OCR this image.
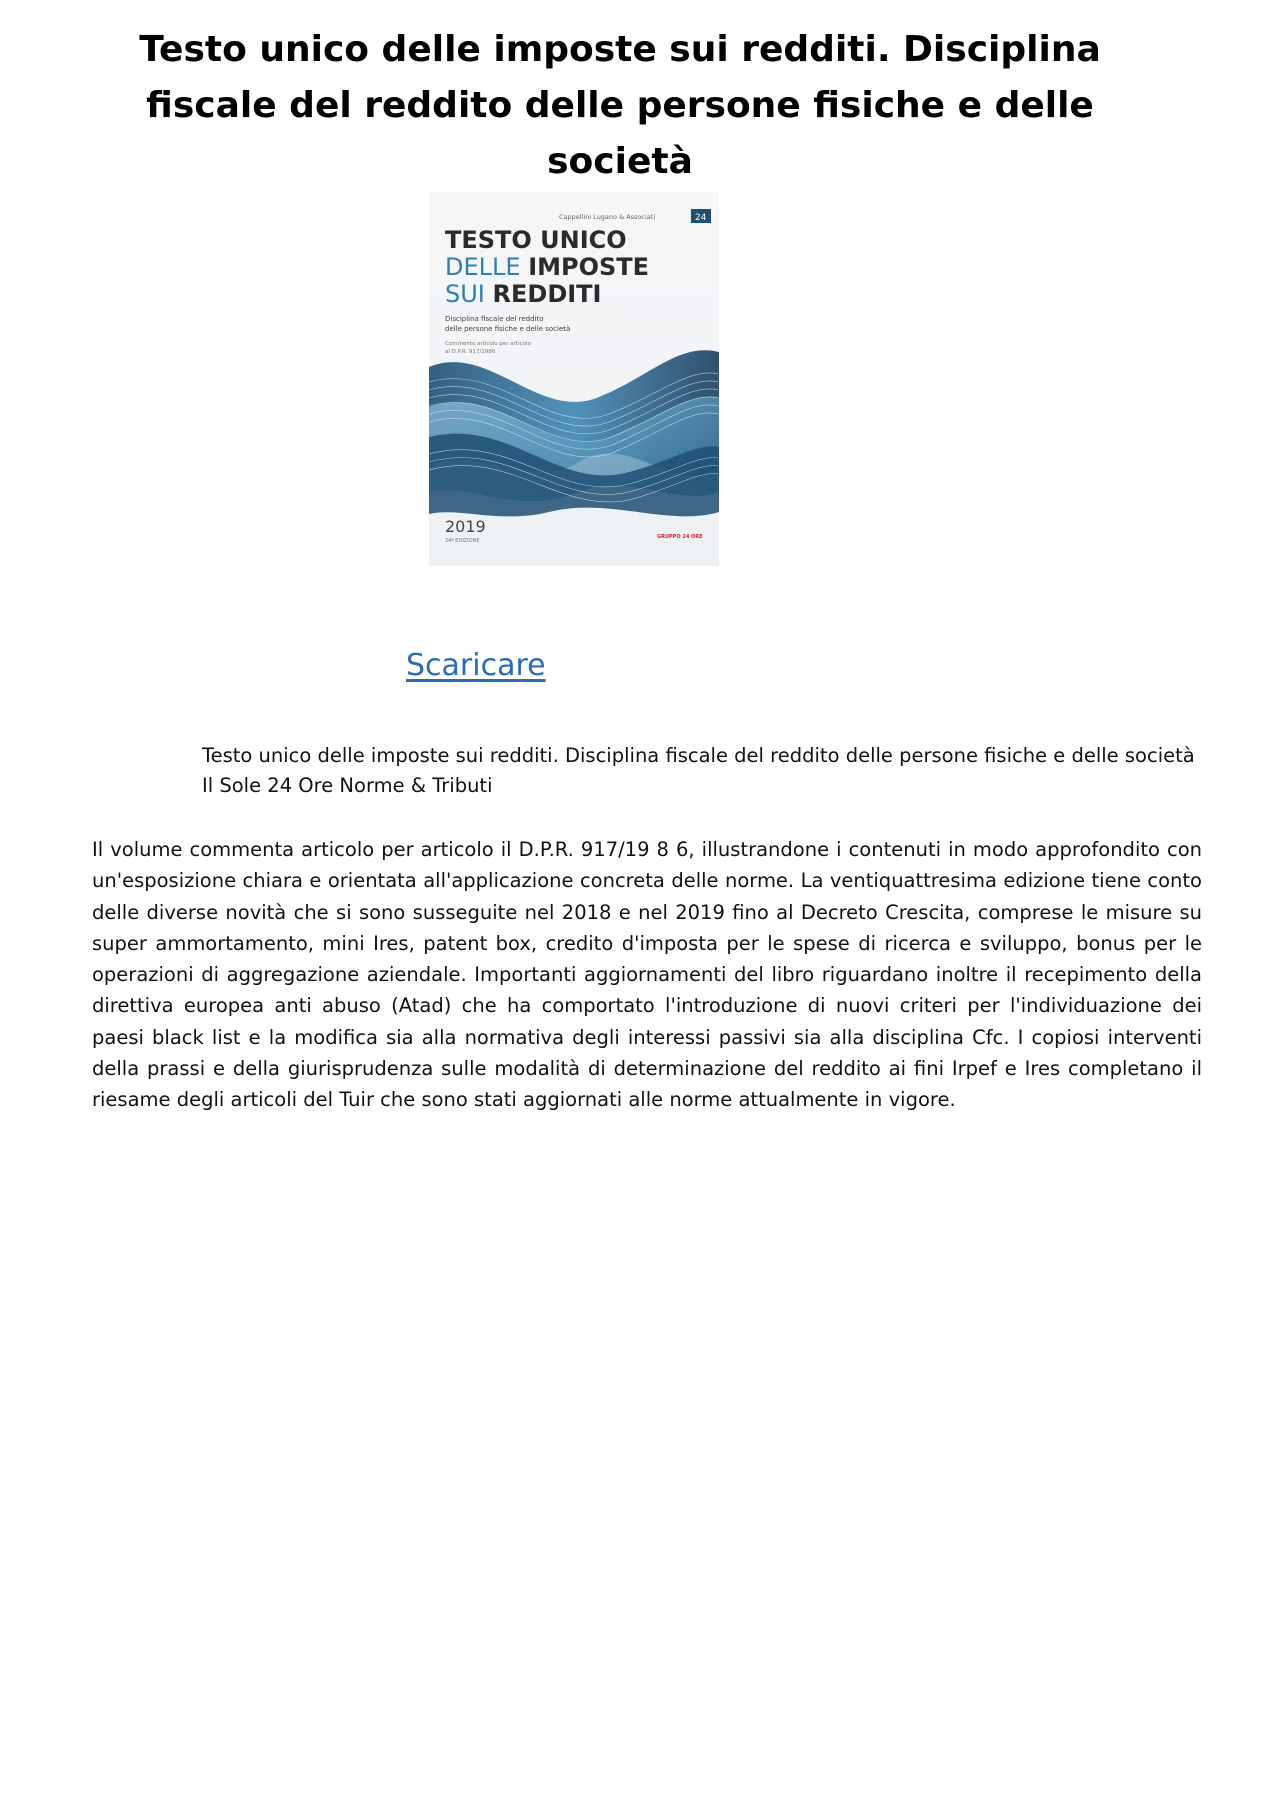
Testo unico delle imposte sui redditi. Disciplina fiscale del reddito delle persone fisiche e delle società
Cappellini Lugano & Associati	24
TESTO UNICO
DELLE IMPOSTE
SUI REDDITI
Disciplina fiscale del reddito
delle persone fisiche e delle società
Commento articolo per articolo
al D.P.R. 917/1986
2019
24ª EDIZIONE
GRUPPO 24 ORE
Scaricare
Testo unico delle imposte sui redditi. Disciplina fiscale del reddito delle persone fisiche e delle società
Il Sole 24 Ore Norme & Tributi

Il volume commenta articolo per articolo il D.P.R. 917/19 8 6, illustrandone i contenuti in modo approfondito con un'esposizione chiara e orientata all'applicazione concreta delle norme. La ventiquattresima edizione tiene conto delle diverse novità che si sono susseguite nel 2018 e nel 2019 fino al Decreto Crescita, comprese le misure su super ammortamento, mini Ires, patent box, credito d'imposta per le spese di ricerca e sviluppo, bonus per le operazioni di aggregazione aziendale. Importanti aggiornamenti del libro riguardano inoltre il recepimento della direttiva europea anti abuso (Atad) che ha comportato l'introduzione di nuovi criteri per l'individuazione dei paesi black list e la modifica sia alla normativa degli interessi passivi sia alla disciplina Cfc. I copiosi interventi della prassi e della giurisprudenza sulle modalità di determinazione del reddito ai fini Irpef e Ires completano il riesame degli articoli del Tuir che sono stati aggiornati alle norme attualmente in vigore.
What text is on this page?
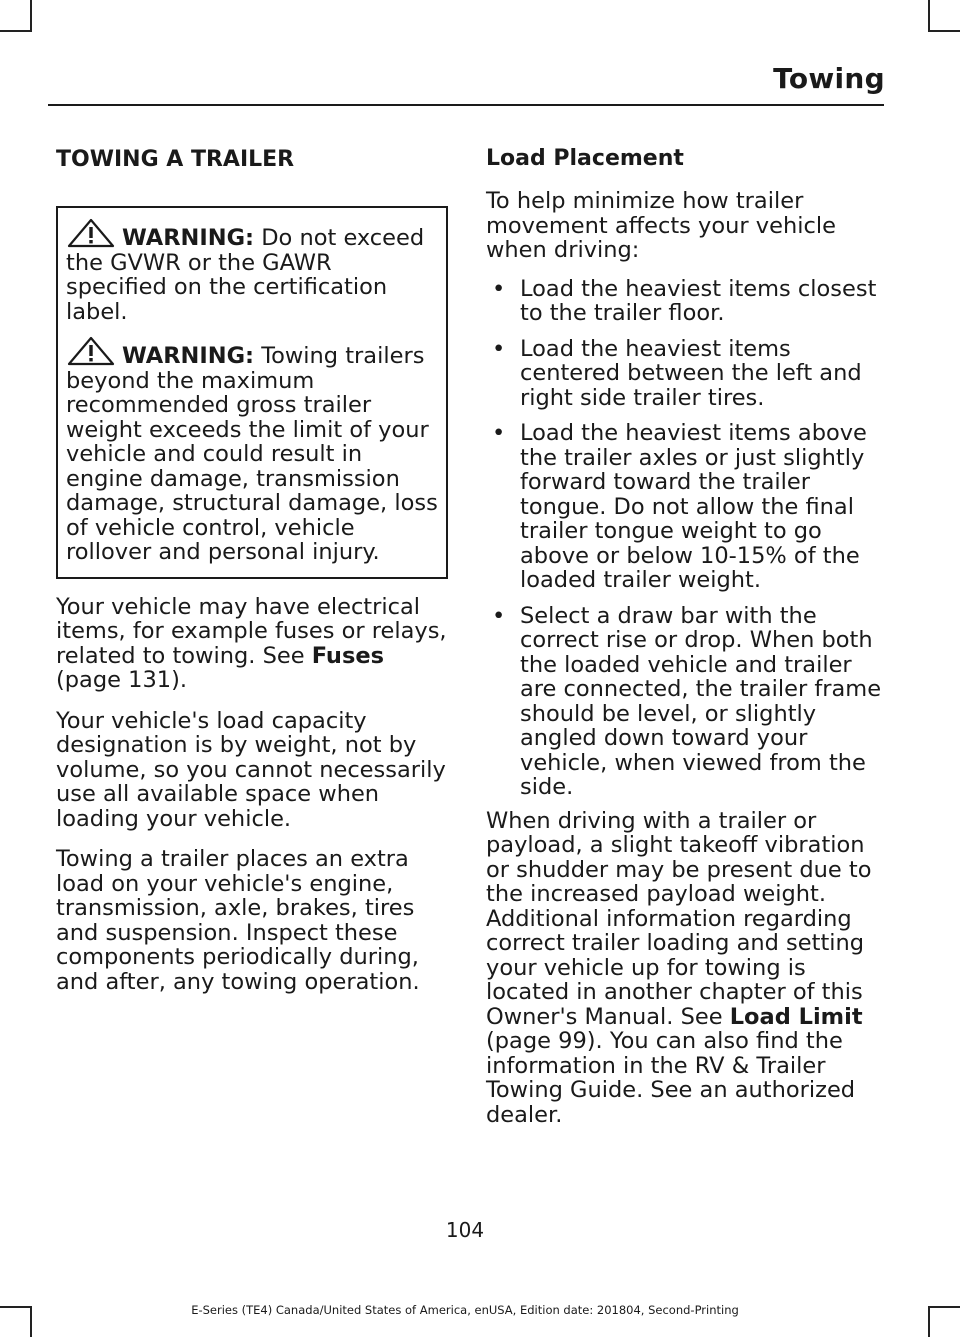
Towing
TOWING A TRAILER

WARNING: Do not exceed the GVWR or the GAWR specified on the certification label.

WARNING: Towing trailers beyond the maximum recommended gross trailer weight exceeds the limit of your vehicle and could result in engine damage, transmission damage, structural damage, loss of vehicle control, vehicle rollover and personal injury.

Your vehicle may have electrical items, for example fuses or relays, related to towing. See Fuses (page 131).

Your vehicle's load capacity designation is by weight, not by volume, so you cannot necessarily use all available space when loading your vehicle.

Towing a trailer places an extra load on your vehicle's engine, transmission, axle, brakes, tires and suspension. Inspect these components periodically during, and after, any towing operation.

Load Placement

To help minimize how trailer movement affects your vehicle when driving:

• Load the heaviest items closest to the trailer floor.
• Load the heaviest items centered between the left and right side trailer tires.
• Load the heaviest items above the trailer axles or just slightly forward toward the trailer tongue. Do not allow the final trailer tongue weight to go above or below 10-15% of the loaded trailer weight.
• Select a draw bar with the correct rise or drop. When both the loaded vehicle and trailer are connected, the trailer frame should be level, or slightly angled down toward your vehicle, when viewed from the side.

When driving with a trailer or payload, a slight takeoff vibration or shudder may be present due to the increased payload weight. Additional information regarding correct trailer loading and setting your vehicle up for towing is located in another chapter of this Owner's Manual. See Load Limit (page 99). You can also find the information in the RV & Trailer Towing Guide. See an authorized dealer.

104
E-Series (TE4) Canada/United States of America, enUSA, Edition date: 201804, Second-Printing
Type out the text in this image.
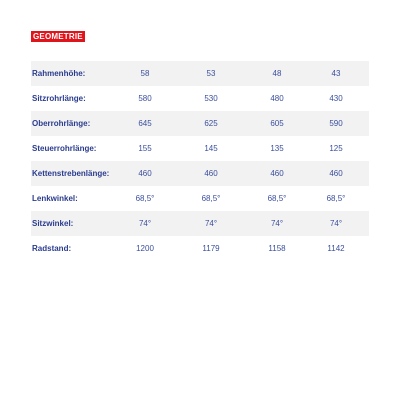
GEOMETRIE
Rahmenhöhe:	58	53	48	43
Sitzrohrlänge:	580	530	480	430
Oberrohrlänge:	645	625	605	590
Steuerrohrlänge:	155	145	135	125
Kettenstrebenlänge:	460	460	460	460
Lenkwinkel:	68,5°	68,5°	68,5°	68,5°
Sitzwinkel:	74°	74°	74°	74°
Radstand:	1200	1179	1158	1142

· · · · ·

▶ _THE EXERCISE_
Take every line that includes the string "text" and copy it.

▶ _SOLVED EXERCISE_
What text is on this page?
Type out the text in this image.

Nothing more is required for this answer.